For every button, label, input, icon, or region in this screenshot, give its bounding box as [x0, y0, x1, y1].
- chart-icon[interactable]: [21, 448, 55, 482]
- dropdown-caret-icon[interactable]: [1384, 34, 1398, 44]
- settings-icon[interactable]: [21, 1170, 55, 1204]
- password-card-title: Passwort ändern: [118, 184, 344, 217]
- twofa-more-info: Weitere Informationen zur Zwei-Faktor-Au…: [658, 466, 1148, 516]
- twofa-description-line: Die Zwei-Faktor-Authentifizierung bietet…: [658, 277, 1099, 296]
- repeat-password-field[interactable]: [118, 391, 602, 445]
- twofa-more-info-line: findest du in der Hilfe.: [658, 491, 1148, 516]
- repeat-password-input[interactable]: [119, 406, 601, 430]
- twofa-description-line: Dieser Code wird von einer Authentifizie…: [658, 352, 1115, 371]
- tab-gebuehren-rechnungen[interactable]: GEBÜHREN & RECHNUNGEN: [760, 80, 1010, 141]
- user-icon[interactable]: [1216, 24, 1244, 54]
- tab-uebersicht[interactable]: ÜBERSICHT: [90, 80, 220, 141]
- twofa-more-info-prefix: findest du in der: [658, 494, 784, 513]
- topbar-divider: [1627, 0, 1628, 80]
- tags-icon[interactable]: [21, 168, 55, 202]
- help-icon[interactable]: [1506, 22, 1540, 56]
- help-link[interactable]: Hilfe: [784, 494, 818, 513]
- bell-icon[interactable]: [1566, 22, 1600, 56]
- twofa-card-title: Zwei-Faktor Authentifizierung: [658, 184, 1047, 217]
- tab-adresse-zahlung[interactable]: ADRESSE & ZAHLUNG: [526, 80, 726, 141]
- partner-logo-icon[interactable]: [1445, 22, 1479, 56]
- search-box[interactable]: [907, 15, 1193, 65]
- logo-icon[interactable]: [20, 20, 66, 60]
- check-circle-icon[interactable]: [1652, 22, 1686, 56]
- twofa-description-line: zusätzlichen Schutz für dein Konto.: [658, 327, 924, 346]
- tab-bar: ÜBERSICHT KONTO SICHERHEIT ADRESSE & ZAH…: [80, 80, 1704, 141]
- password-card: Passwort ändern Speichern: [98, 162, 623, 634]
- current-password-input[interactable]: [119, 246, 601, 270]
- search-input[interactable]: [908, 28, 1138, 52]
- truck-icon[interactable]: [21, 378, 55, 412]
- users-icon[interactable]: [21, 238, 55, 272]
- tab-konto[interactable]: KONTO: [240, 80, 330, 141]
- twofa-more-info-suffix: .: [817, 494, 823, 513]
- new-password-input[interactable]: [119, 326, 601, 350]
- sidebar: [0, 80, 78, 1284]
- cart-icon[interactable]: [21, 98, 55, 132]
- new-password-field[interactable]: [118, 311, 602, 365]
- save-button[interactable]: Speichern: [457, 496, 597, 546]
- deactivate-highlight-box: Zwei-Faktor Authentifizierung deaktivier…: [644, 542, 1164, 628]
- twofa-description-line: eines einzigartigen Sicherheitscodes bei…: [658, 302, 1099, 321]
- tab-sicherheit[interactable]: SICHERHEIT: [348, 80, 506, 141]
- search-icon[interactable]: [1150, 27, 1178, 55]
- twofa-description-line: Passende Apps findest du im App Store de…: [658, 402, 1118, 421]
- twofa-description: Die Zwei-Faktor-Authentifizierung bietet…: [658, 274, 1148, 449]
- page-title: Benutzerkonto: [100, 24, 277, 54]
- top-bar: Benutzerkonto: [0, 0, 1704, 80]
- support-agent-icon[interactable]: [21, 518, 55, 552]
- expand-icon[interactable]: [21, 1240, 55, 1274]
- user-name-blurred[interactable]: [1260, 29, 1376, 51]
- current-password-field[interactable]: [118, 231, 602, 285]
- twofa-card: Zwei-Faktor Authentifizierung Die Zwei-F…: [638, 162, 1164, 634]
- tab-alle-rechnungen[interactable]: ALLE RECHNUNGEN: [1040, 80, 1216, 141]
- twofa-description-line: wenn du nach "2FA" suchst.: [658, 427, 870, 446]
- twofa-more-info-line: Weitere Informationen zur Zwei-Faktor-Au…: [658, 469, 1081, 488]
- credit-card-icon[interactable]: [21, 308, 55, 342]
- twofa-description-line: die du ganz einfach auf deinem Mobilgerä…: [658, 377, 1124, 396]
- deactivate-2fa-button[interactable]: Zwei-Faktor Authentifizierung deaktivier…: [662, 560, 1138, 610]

__________________________________________________

▸ **Your instructions**
Recast every line of the records above as a JSON list of strings, one string per line, and leave out any blank lines.

▸ **Reply**
[
  "For every button, label, input, icon, or region in this screenshot, give its bounding box as [x0, y0, x1, y1].",
  "- chart-icon[interactable]: [21, 448, 55, 482]",
  "- dropdown-caret-icon[interactable]: [1384, 34, 1398, 44]",
  "- settings-icon[interactable]: [21, 1170, 55, 1204]",
  "- password-card-title: Passwort ändern: [118, 184, 344, 217]",
  "- twofa-more-info: Weitere Informationen zur Zwei-Faktor-Au…: [658, 466, 1148, 516]",
  "- twofa-description-line: Die Zwei-Faktor-Authentifizierung bietet…: [658, 277, 1099, 296]",
  "- repeat-password-field[interactable]: [118, 391, 602, 445]",
  "- twofa-more-info-line: findest du in der Hilfe.: [658, 491, 1148, 516]",
  "- repeat-password-input[interactable]: [119, 406, 601, 430]",
  "- twofa-description-line: Dieser Code wird von einer Authentifizie…: [658, 352, 1115, 371]",
  "- tab-gebuehren-rechnungen[interactable]: GEBÜHREN & RECHNUNGEN: [760, 80, 1010, 141]",
  "- user-icon[interactable]: [1216, 24, 1244, 54]",
  "- tab-uebersicht[interactable]: ÜBERSICHT: [90, 80, 220, 141]",
  "- twofa-more-info-prefix: findest du in der: [658, 494, 784, 513]",
  "- topbar-divider: [1627, 0, 1628, 80]",
  "- tags-icon[interactable]: [21, 168, 55, 202]",
  "- help-icon[interactable]: [1506, 22, 1540, 56]",
  "- help-link[interactable]: Hilfe: [784, 494, 818, 513]",
  "- bell-icon[interactable]: [1566, 22, 1600, 56]",
  "- twofa-card-title: Zwei-Faktor Authentifizierung: [658, 184, 1047, 217]",
  "- tab-adresse-zahlung[interactable]: ADRESSE & ZAHLUNG: [526, 80, 726, 141]",
  "- partner-logo-icon[interactable]: [1445, 22, 1479, 56]",
  "- search-box[interactable]: [907, 15, 1193, 65]",
  "- logo-icon[interactable]: [20, 20, 66, 60]",
  "- check-circle-icon[interactable]: [1652, 22, 1686, 56]",
  "- twofa-description-line: zusätzlichen Schutz für dein Konto.: [658, 327, 924, 346]",
  "- tab-bar: ÜBERSICHT KONTO SICHERHEIT ADRESSE & ZAH…: [80, 80, 1704, 141]",
  "- password-card: Passwort ändern Speichern: [98, 162, 623, 634]",
  "- current-password-input[interactable]: [119, 246, 601, 270]",
  "- search-input[interactable]: [908, 28, 1138, 52]",
  "- truck-icon[interactable]: [21, 378, 55, 412]",
  "- users-icon[interactable]: [21, 238, 55, 272]",
  "- tab-konto[interactable]: KONTO: [240, 80, 330, 141]",
  "- twofa-more-info-suffix: .: [817, 494, 823, 513]",
  "- new-password-input[interactable]: [119, 326, 601, 350]",
  "- sidebar: [0, 80, 78, 1284]",
  "- cart-icon[interactable]: [21, 98, 55, 132]",
  "- new-password-field[interactable]: [118, 311, 602, 365]",
  "- save-button[interactable]: Speichern: [457, 496, 597, 546]",
  "- deactivate-highlight-box: Zwei-Faktor Authentifizierung deaktivier…: [644, 542, 1164, 628]",
  "- twofa-description-line: eines einzigartigen Sicherheitscodes bei…: [658, 302, 1099, 321]",
  "- tab-sicherheit[interactable]: SICHERHEIT: [348, 80, 506, 141]",
  "- search-icon[interactable]: [1150, 27, 1178, 55]",
  "- twofa-description-line: Passende Apps findest du im App Store de…: [658, 402, 1118, 421]",
  "- twofa-description: Die Zwei-Faktor-Authentifizierung bietet…: [658, 274, 1148, 449]",
  "- page-title: Benutzerkonto: [100, 24, 277, 54]",
  "- top-bar: Benutzerkonto: [0, 0, 1704, 80]",
  "- support-agent-icon[interactable]: [21, 518, 55, 552]",
  "- expand-icon[interactable]: [21, 1240, 55, 1274]",
  "- user-name-blurred[interactable]: [1260, 29, 1376, 51]",
  "- current-password-field[interactable]: [118, 231, 602, 285]",
  "- twofa-card: Zwei-Faktor Authentifizierung Die Zwei-F…: [638, 162, 1164, 634]",
  "- tab-alle-rechnungen[interactable]: ALLE RECHNUNGEN: [1040, 80, 1216, 141]",
  "- twofa-description-line: wenn du nach \"2FA\" suchst.: [658, 427, 870, 446]",
  "- twofa-more-info-line: Weitere Informationen zur Zwei-Faktor-Au…: [658, 469, 1081, 488]",
  "- credit-card-icon[interactable]: [21, 308, 55, 342]",
  "- twofa-description-line: die du ganz einfach auf deinem Mobilgerä…: [658, 377, 1124, 396]",
  "- deactivate-2fa-button[interactable]: Zwei-Faktor Authentifizierung deaktivier…: [662, 560, 1138, 610]"
]